***** PASSAGE SHOWN *****

Perhaps the latest authoritative word which has been written is
by Oscar Cullmann. In his book, "Peter, Disciple, Apostle,
Martyr," he presents an argument based upon First Clement 5:24,
in which he inferred from this text that the martyrdoms of Peter
and Paul took place in Rome.


     Since the end of the Second World War great interest has
been focused upon the excavations under the church of St.Peter in
Rome. It has now been officially announced by the Pope that the
grave of Peter has been found. Scholars await full publication of
all the results of the excavations before agreeing. Nevertheless,
the general tendency of scholarship today seems to be moving in
the direction of accepting the Roman stay of Peter. It is
possible that Revelation 11:3-13 contains a cryptic account of
the martyrdom of Paul and Peter in Rome. That this passage is
both historic and prophetic is evident. The historical aspect of
it may be a reference to the death of Paul and Peter in Rome,
though this text seems to point primarily to a future

(That text in Revelation 11 has NOTHING to do with Peter or Paul
- it is as McBirnie says, a "prophecy" for the yet future, during
the last 42 months of this age - Keith Hunt)

*****

GIVEN EXERCISE A:
Please answer these questions about the passage on Peter in Rome:
(i) What is the title of the book by Oscar Cullmann that the passage names?
(ii) Who has officially announced that the grave of Peter has been found?
(iii) According to the closing note, what period of time does the prophecy in Revelation 11 concern?
GIVEN EXERCISE B:
Carry on the passage about Peter's time in Rome from the point where it stops.

***** RECORDED INFORMATION *****

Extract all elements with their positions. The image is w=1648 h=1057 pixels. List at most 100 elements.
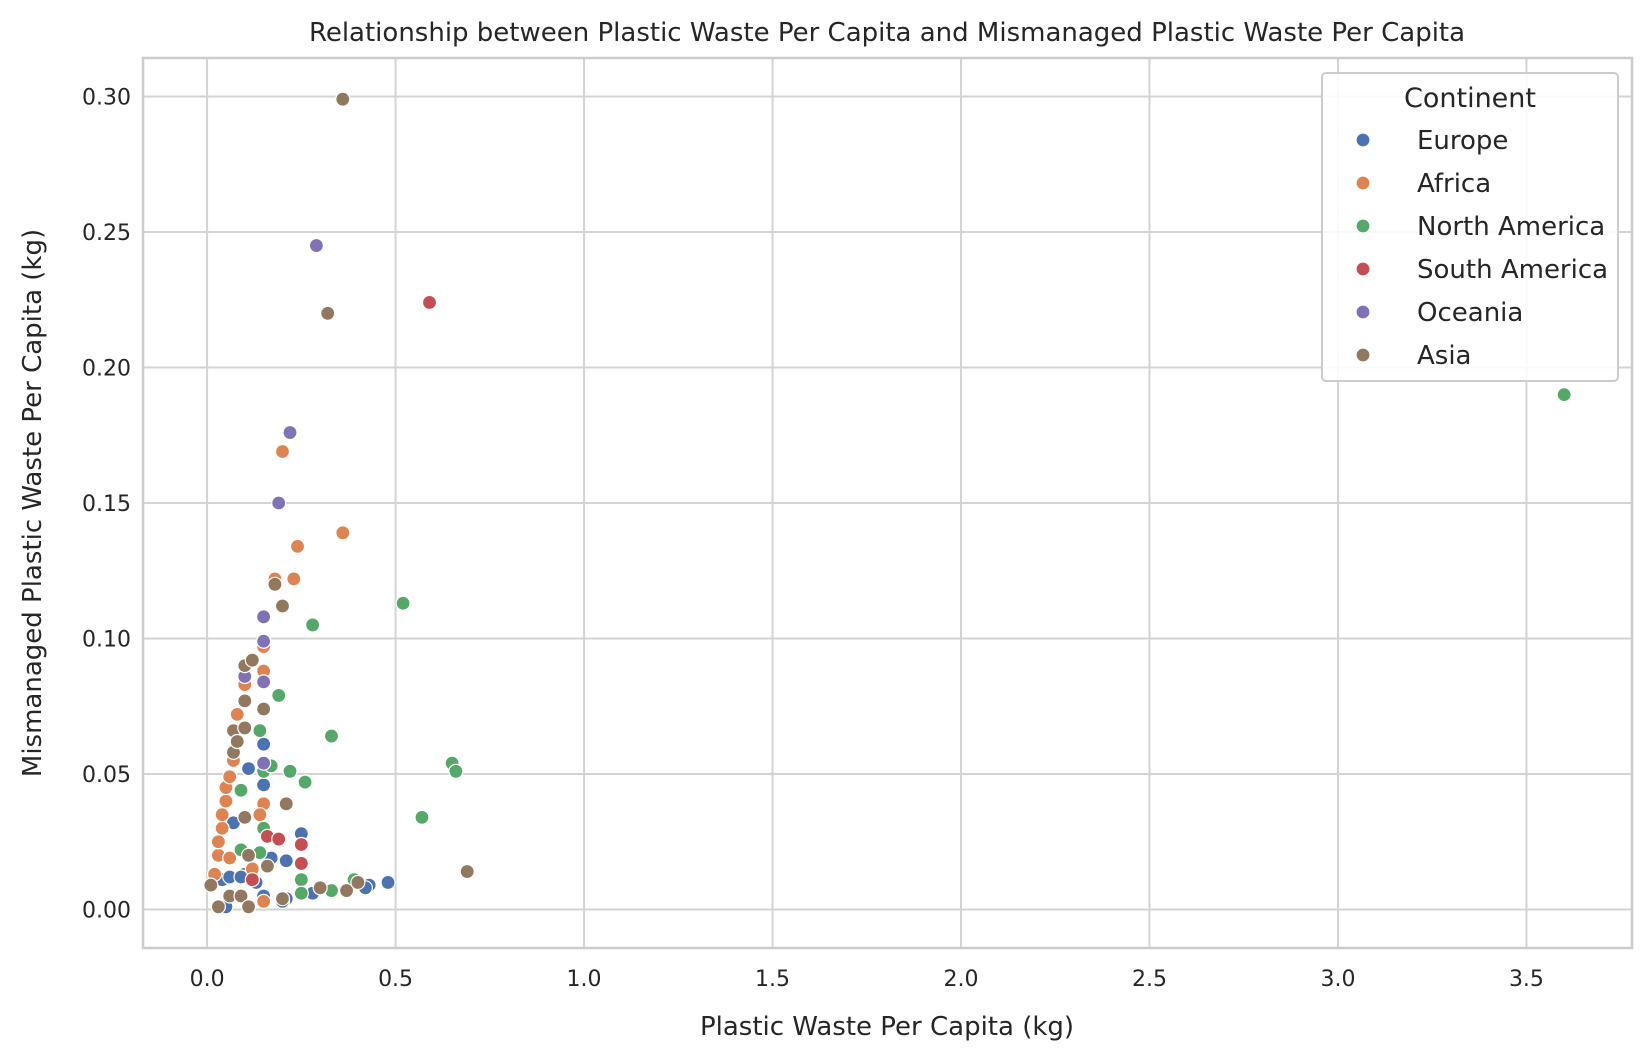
data-point	[210, 899, 226, 915]
data-point	[323, 728, 340, 744]
data-point	[237, 720, 253, 736]
data-point	[271, 831, 287, 847]
data-point	[335, 525, 351, 541]
data-point	[222, 769, 238, 785]
data-point	[252, 807, 268, 823]
data-point	[448, 763, 464, 779]
y-axis-ticks: 0.00 0.05 0.10 0.15 0.20 0.25 0.30	[82, 85, 131, 923]
data-point	[240, 847, 257, 863]
data-point	[244, 872, 260, 888]
data-point	[252, 723, 268, 739]
data-point	[274, 443, 291, 460]
data-point	[421, 294, 438, 311]
data-point	[256, 609, 272, 625]
data-point	[297, 774, 313, 790]
legend-label: South America	[1417, 255, 1608, 285]
data-point	[244, 652, 260, 668]
legend-marker	[1355, 175, 1371, 191]
data-point	[218, 793, 234, 809]
data-point	[267, 576, 283, 592]
data-point	[1556, 386, 1572, 403]
data-point	[289, 538, 306, 554]
y-tick-label: 0.15	[82, 492, 131, 517]
data-point	[335, 91, 351, 107]
x-axis-label: Plastic Waste Per Capita (kg)	[700, 1012, 1074, 1042]
data-point	[274, 891, 291, 907]
data-point	[312, 880, 328, 896]
data-point	[274, 598, 291, 614]
legend-marker	[1355, 304, 1371, 320]
series-south-america	[244, 294, 438, 888]
legend: Continent Europe Africa North America South…	[1321, 72, 1619, 382]
legend-marker	[1355, 132, 1371, 148]
data-point	[459, 863, 475, 880]
data-point	[338, 882, 355, 899]
data-point	[380, 874, 396, 891]
data-point	[278, 796, 294, 812]
data-point	[286, 571, 302, 587]
data-point	[256, 893, 272, 909]
data-point	[256, 701, 272, 717]
legend-label: Asia	[1417, 341, 1472, 371]
data-point	[271, 495, 287, 511]
y-tick-label: 0.05	[82, 763, 131, 788]
data-point	[256, 736, 272, 752]
legend-marker	[1355, 347, 1371, 363]
x-tick-label: 1.5	[755, 967, 790, 992]
data-point	[259, 858, 275, 874]
legend-marker	[1355, 218, 1371, 234]
x-tick-label: 3.5	[1509, 967, 1544, 992]
data-point	[271, 687, 287, 704]
data-point	[256, 633, 272, 649]
data-point	[278, 853, 294, 869]
legend-marker	[1355, 261, 1371, 277]
data-point	[237, 809, 253, 825]
y-tick-label: 0.10	[82, 628, 131, 653]
series-asia	[203, 91, 475, 915]
data-point	[229, 706, 245, 722]
y-tick-label: 0.00	[82, 899, 131, 924]
legend-box	[1321, 72, 1619, 382]
data-point	[256, 777, 272, 793]
data-point	[293, 872, 309, 888]
data-point	[305, 617, 321, 633]
data-point	[214, 807, 230, 823]
data-point	[240, 899, 257, 915]
legend-label: North America	[1417, 212, 1605, 242]
data-point	[320, 305, 336, 321]
legend-label: Europe	[1417, 126, 1508, 156]
chart-title: Relationship between Plastic Waste Per C…	[309, 18, 1465, 48]
legend-title: Continent	[1404, 83, 1536, 114]
x-tick-label: 1.0	[567, 967, 602, 992]
data-point	[256, 755, 272, 771]
data-point	[210, 834, 226, 850]
x-tick-label: 2.5	[1132, 967, 1167, 992]
data-point	[308, 237, 325, 254]
y-axis-label: Mismanaged Plastic Waste Per Capita (kg)	[18, 229, 48, 777]
plot-frame	[141, 56, 1634, 950]
data-point	[203, 877, 219, 893]
data-point	[414, 809, 430, 825]
x-axis-ticks: 0.0 0.5 1.0 1.5 2.0 2.5 3.0 3.5	[190, 967, 1544, 992]
data-points	[203, 91, 1572, 915]
data-point	[229, 733, 245, 750]
data-point	[350, 874, 366, 891]
x-tick-label: 2.0	[944, 967, 979, 992]
y-tick-label: 0.25	[82, 221, 131, 246]
data-point	[222, 850, 238, 866]
x-tick-label: 0.5	[378, 967, 413, 992]
data-point	[293, 855, 309, 872]
data-point	[282, 424, 298, 441]
data-point	[237, 693, 253, 709]
legend-label: Africa	[1417, 169, 1491, 199]
y-tick-label: 0.30	[82, 85, 131, 110]
data-point	[282, 763, 298, 779]
data-point	[256, 674, 272, 690]
data-point	[240, 760, 257, 777]
x-tick-label: 3.0	[1320, 967, 1355, 992]
y-tick-label: 0.20	[82, 356, 131, 381]
legend-label: Oceania	[1417, 298, 1523, 328]
data-point	[395, 595, 411, 611]
data-point	[233, 888, 249, 904]
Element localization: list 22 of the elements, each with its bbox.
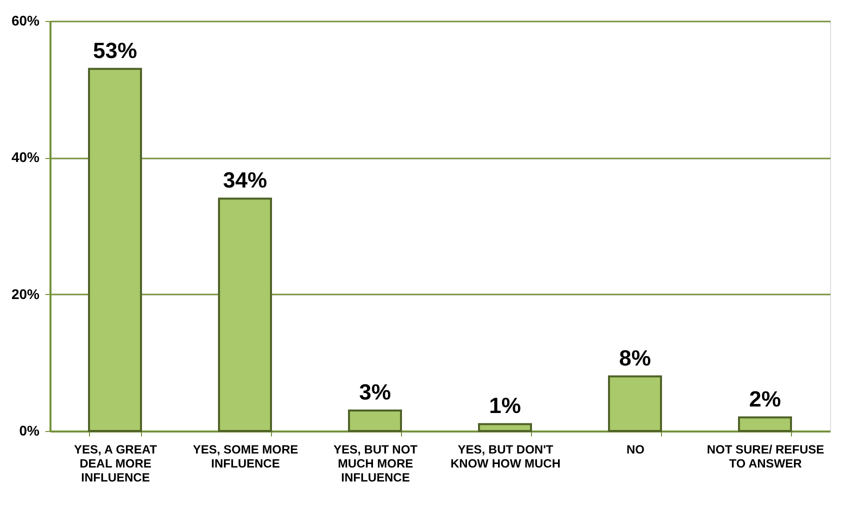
y-tick-label: 40% — [11, 149, 40, 166]
y-tick-label: 20% — [11, 286, 40, 302]
bar — [218, 198, 272, 432]
bar — [478, 423, 532, 432]
data-label: 8% — [619, 345, 651, 370]
bar — [738, 416, 792, 432]
x-tick-label: YES, A GREAT DEAL MORE INFLUENCE — [74, 442, 158, 484]
data-label: 53% — [92, 38, 138, 63]
bar — [608, 375, 662, 432]
y-tick-label: 60% — [11, 12, 40, 28]
x-tick-label: YES, BUT DON'T KNOW HOW MUCH — [450, 442, 560, 470]
x-tick-label: NOT SURE/ REFUSE TO ANSWER — [706, 442, 824, 470]
data-label: 2% — [749, 386, 781, 412]
data-label: 34% — [222, 168, 268, 193]
data-label: 3% — [359, 380, 391, 404]
bar — [88, 68, 142, 432]
x-tick-label: NO — [626, 442, 644, 456]
data-label: 1% — [489, 393, 521, 418]
x-tick-label: YES, SOME MORE INFLUENCE — [192, 442, 298, 470]
bar — [348, 410, 402, 432]
y-tick-label: 0% — [19, 422, 40, 438]
x-tick-label: YES, BUT NOT MUCH MORE INFLUENCE — [333, 442, 418, 484]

*****

REPLY A:
(i) "Peter, Disciple, Apostle, Martyr"
(ii) The Pope
(iii) The last 42 months of this age

REPLY B:
     Near the close of the gospel of John there is a hint given
as to the manner of Peter's death. It agrees with the tradition
which has been long with us that Nero had Peter crucified
head-downward on the Vatican Hill. It says, "As long as you were
young, you girded yourself and went wherever you chose, but when
you have become old, you will stretch out your hands and another
will gird you and carry you where you do not want to go." It is
universally recognized that these words are intended as a
prediction of the martyrdom of Peter for the following verses
tell us that these words speak of the kind of death that Peter
was going to die to glorify Cod. The phrase "stretching out of
the hands" (John 21:18) may indicate the manner of execution,
which is crucifixion.

(Well it may also have just meant you hold out your hands to be
chained up and led away captive, but the traditions do point to
Peter being crucified - Keith Hunt)

     Finally, it would be well to note that in the entire scope
of the very earliest Christian literature there is complete
silence concerning the death of Peter. We certainly do not even
have the slightest reference that points to any other place
besides Rome which could be considered as the scene of his death.
And in favor of Rome, there are important traditions that he did
actually die in Rome. In the second and third centuries when
certain churches were in rivalry with those in Rome it never
occurred to a single one of them to contest the claim of Rome
that it was the scene of the martyrdom of Peter.
     In The Christian Centuries Danielou shares an allusion to
St.Peter's visit to Rome:

"A certain Paron puts his house (aedes) at the disposal of St.
Peter, as well as its inner garden, which could hold five hundred
persons." (p.166 )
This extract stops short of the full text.